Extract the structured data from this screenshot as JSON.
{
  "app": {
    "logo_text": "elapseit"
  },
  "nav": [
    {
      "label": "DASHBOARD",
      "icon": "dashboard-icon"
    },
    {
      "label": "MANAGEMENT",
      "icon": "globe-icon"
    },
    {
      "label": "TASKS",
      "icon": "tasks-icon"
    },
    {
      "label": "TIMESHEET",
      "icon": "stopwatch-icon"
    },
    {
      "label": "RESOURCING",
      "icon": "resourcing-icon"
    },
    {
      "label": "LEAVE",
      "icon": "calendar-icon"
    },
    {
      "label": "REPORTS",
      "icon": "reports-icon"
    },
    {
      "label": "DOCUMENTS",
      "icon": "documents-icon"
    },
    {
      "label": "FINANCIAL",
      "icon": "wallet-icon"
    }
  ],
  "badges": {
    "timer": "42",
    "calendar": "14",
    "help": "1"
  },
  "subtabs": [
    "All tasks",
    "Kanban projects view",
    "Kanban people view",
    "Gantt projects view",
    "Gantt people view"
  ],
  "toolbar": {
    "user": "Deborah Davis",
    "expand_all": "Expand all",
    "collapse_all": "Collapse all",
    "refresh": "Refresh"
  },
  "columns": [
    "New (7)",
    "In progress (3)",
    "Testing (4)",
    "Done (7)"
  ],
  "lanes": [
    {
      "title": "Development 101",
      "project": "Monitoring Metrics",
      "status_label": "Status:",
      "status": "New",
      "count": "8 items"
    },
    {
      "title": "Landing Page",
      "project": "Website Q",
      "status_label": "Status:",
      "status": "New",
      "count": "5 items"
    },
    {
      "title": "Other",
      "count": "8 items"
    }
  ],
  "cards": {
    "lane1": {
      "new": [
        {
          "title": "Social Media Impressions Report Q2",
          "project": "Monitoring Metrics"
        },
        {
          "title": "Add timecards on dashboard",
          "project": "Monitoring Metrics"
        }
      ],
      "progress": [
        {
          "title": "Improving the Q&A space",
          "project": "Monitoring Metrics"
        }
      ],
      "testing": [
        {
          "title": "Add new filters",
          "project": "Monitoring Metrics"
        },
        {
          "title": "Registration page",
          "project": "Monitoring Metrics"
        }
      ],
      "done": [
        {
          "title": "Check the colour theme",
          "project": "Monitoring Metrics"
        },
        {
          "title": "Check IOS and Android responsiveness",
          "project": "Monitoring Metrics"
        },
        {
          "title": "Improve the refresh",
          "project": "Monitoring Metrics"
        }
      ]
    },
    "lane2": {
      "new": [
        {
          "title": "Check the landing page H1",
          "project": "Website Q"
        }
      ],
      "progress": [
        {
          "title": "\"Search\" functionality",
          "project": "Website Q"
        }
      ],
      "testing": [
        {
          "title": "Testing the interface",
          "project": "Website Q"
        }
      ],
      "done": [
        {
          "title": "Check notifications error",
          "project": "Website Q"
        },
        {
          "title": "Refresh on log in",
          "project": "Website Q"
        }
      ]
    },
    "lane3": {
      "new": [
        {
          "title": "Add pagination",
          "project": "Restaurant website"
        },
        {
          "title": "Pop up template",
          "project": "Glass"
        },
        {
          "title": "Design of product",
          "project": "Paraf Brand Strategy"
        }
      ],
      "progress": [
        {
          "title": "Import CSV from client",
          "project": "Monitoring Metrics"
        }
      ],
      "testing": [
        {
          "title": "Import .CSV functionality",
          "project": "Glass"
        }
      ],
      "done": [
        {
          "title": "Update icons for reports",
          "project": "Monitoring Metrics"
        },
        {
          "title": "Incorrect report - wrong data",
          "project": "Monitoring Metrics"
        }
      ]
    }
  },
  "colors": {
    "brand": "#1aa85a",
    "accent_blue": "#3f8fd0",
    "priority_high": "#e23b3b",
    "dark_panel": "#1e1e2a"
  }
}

=-=-=

List all lines in the material containing the string "Kanban".

FINAL RESULT —
    "Kanban projects view",
    "Kanban people view",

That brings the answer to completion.